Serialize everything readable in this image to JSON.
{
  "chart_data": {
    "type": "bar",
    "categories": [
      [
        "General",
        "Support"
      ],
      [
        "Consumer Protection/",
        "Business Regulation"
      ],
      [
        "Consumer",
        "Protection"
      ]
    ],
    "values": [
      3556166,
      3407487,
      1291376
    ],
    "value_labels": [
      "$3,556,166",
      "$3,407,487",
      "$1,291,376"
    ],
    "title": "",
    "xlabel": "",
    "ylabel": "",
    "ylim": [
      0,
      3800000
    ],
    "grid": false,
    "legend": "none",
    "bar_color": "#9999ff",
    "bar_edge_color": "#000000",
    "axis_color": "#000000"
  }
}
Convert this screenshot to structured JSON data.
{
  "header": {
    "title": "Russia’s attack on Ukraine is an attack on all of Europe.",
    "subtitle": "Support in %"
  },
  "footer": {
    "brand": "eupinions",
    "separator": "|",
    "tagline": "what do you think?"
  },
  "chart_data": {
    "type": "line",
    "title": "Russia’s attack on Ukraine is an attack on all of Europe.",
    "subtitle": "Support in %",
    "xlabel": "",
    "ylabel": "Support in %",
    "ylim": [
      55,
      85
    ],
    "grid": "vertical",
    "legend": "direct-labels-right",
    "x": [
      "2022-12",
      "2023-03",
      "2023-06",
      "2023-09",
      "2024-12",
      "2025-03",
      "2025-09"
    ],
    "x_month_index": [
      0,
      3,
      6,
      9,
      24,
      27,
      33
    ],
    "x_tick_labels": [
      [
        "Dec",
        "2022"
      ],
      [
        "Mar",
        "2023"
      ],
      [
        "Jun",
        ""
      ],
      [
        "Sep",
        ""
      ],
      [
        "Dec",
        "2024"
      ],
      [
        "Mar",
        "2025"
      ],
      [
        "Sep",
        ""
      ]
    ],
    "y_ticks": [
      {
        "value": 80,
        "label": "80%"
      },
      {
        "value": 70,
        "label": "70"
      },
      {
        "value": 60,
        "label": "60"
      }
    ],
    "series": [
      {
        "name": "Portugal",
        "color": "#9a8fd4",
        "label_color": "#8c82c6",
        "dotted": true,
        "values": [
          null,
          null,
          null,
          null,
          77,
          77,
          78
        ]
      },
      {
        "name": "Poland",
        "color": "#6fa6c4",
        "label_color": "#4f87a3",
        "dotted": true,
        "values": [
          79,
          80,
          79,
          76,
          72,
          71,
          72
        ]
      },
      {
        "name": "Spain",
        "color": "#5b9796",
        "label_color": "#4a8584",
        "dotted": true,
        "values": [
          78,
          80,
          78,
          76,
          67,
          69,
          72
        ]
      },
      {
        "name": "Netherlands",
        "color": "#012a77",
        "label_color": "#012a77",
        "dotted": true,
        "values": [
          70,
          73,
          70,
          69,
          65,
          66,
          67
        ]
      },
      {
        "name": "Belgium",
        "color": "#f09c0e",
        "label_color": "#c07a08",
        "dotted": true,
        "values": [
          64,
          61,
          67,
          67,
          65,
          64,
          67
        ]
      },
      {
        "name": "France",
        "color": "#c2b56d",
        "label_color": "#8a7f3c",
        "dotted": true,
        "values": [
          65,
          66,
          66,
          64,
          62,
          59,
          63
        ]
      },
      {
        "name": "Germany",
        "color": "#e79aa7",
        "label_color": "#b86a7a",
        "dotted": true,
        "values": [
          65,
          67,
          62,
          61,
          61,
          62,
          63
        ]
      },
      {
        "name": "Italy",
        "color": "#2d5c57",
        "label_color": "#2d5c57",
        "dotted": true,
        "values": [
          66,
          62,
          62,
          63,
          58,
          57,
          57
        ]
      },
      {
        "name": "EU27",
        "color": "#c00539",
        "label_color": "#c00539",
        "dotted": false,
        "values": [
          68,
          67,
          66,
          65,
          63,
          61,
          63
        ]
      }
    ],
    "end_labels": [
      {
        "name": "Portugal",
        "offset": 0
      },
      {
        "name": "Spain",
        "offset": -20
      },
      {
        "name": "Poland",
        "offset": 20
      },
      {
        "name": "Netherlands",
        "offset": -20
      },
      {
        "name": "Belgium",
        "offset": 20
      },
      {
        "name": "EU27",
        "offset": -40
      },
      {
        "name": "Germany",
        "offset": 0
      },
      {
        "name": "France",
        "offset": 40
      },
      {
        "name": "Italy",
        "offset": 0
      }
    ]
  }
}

▸ **Exercise requirements**
Transcribe all of the material exactly. Omit nothing.

▸ **Response for this exercise**
Serialize everything readable in this image to JSON.
{
  "chart_data": {
    "type": "bar",
    "categories": [
      [
        "General",
        "Support"
      ],
      [
        "Consumer Protection/",
        "Business Regulation"
      ],
      [
        "Consumer",
        "Protection"
      ]
    ],
    "values": [
      3556166,
      3407487,
      1291376
    ],
    "value_labels": [
      "$3,556,166",
      "$3,407,487",
      "$1,291,376"
    ],
    "title": "",
    "xlabel": "",
    "ylabel": "",
    "ylim": [
      0,
      3800000
    ],
    "grid": false,
    "legend": "none",
    "bar_color": "#9999ff",
    "bar_edge_color": "#000000",
    "axis_color": "#000000"
  }
}
Convert this screenshot to structured JSON data.
{
  "header": {
    "title": "Russia’s attack on Ukraine is an attack on all of Europe.",
    "subtitle": "Support in %"
  },
  "footer": {
    "brand": "eupinions",
    "separator": "|",
    "tagline": "what do you think?"
  },
  "chart_data": {
    "type": "line",
    "title": "Russia’s attack on Ukraine is an attack on all of Europe.",
    "subtitle": "Support in %",
    "xlabel": "",
    "ylabel": "Support in %",
    "ylim": [
      55,
      85
    ],
    "grid": "vertical",
    "legend": "direct-labels-right",
    "x": [
      "2022-12",
      "2023-03",
      "2023-06",
      "2023-09",
      "2024-12",
      "2025-03",
      "2025-09"
    ],
    "x_month_index": [
      0,
      3,
      6,
      9,
      24,
      27,
      33
    ],
    "x_tick_labels": [
      [
        "Dec",
        "2022"
      ],
      [
        "Mar",
        "2023"
      ],
      [
        "Jun",
        ""
      ],
      [
        "Sep",
        ""
      ],
      [
        "Dec",
        "2024"
      ],
      [
        "Mar",
        "2025"
      ],
      [
        "Sep",
        ""
      ]
    ],
    "y_ticks": [
      {
        "value": 80,
        "label": "80%"
      },
      {
        "value": 70,
        "label": "70"
      },
      {
        "value": 60,
        "label": "60"
      }
    ],
    "series": [
      {
        "name": "Portugal",
        "color": "#9a8fd4",
        "label_color": "#8c82c6",
        "dotted": true,
        "values": [
          null,
          null,
          null,
          null,
          77,
          77,
          78
        ]
      },
      {
        "name": "Poland",
        "color": "#6fa6c4",
        "label_color": "#4f87a3",
        "dotted": true,
        "values": [
          79,
          80,
          79,
          76,
          72,
          71,
          72
        ]
      },
      {
        "name": "Spain",
        "color": "#5b9796",
        "label_color": "#4a8584",
        "dotted": true,
        "values": [
          78,
          80,
          78,
          76,
          67,
          69,
          72
        ]
      },
      {
        "name": "Netherlands",
        "color": "#012a77",
        "label_color": "#012a77",
        "dotted": true,
        "values": [
          70,
          73,
          70,
          69,
          65,
          66,
          67
        ]
      },
      {
        "name": "Belgium",
        "color": "#f09c0e",
        "label_color": "#c07a08",
        "dotted": true,
        "values": [
          64,
          61,
          67,
          67,
          65,
          64,
          67
        ]
      },
      {
        "name": "France",
        "color": "#c2b56d",
        "label_color": "#8a7f3c",
        "dotted": true,
        "values": [
          65,
          66,
          66,
          64,
          62,
          59,
          63
        ]
      },
      {
        "name": "Germany",
        "color": "#e79aa7",
        "label_color": "#b86a7a",
        "dotted": true,
        "values": [
          65,
          67,
          62,
          61,
          61,
          62,
          63
        ]
      },
      {
        "name": "Italy",
        "color": "#2d5c57",
        "label_color": "#2d5c57",
        "dotted": true,
        "values": [
          66,
          62,
          62,
          63,
          58,
          57,
          57
        ]
      },
      {
        "name": "EU27",
        "color": "#c00539",
        "label_color": "#c00539",
        "dotted": false,
        "values": [
          68,
          67,
          66,
          65,
          63,
          61,
          63
        ]
      }
    ],
    "end_labels": [
      {
        "name": "Portugal",
        "offset": 0
      },
      {
        "name": "Spain",
        "offset": -20
      },
      {
        "name": "Poland",
        "offset": 20
      },
      {
        "name": "Netherlands",
        "offset": -20
      },
      {
        "name": "Belgium",
        "offset": 20
      },
      {
        "name": "EU27",
        "offset": -40
      },
      {
        "name": "Germany",
        "offset": 0
      },
      {
        "name": "France",
        "offset": 40
      },
      {
        "name": "Italy",
        "offset": 0
      }
    ]
  }
}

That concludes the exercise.